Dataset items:
* START *

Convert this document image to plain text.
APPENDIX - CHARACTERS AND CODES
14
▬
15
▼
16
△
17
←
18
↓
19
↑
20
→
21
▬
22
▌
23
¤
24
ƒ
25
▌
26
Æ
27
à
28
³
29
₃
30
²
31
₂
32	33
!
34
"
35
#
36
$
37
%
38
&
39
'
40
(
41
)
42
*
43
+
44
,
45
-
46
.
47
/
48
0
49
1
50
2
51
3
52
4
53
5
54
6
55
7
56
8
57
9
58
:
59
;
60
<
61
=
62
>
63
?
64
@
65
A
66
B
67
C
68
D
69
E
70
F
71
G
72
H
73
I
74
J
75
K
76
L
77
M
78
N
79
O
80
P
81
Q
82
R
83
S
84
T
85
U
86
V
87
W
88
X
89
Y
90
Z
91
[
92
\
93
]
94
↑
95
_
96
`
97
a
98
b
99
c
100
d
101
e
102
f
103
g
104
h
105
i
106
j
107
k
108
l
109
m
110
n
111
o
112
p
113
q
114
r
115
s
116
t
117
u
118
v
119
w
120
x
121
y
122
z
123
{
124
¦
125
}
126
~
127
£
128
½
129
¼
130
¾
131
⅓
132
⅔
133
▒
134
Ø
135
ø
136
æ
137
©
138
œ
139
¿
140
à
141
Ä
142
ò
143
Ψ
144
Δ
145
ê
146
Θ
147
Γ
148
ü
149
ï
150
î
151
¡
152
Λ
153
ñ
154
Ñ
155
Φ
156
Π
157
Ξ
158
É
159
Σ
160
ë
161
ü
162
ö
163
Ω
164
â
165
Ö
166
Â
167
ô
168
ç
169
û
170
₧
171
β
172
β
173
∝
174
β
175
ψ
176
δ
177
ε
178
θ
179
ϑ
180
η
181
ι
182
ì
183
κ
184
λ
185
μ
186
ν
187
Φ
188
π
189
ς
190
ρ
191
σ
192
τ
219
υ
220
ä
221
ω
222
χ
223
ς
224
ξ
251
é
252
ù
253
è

* END *

Each entry above is to be printed again exactly.

**SOLUTION FOR THIS EXERCISE:**
Convert this document image to plain text.
APPENDIX - CHARACTERS AND CODES
14
▬
15
▼
16
△
17
←
18
↓
19
↑
20
→
21
▬
22
▌
23
¤
24
ƒ
25
▌
26
Æ
27
à
28
³
29
₃
30
²
31
₂
32	33
!
34
"
35
#
36
$
37
%
38
&
39
'
40
(
41
)
42
*
43
+
44
,
45
-
46
.
47
/
48
0
49
1
50
2
51
3
52
4
53
5
54
6
55
7
56
8
57
9
58
:
59
;
60
<
61
=
62
>
63
?
64
@
65
A
66
B
67
C
68
D
69
E
70
F
71
G
72
H
73
I
74
J
75
K
76
L
77
M
78
N
79
O
80
P
81
Q
82
R
83
S
84
T
85
U
86
V
87
W
88
X
89
Y
90
Z
91
[
92
\
93
]
94
↑
95
_
96
`
97
a
98
b
99
c
100
d
101
e
102
f
103
g
104
h
105
i
106
j
107
k
108
l
109
m
110
n
111
o
112
p
113
q
114
r
115
s
116
t
117
u
118
v
119
w
120
x
121
y
122
z
123
{
124
¦
125
}
126
~
127
£
128
½
129
¼
130
¾
131
⅓
132
⅔
133
▒
134
Ø
135
ø
136
æ
137
©
138
œ
139
¿
140
à
141
Ä
142
ò
143
Ψ
144
Δ
145
ê
146
Θ
147
Γ
148
ü
149
ï
150
î
151
¡
152
Λ
153
ñ
154
Ñ
155
Φ
156
Π
157
Ξ
158
É
159
Σ
160
ë
161
ü
162
ö
163
Ω
164
â
165
Ö
166
Â
167
ô
168
ç
169
û
170
₧
171
β
172
β
173
∝
174
β
175
ψ
176
δ
177
ε
178
θ
179
ϑ
180
η
181
ι
182
ì
183
κ
184
λ
185
μ
186
ν
187
Φ
188
π
189
ς
190
ρ
191
σ
192
τ
219
υ
220
ä
221
ω
222
χ
223
ς
224
ξ
251
é
252
ù
253
è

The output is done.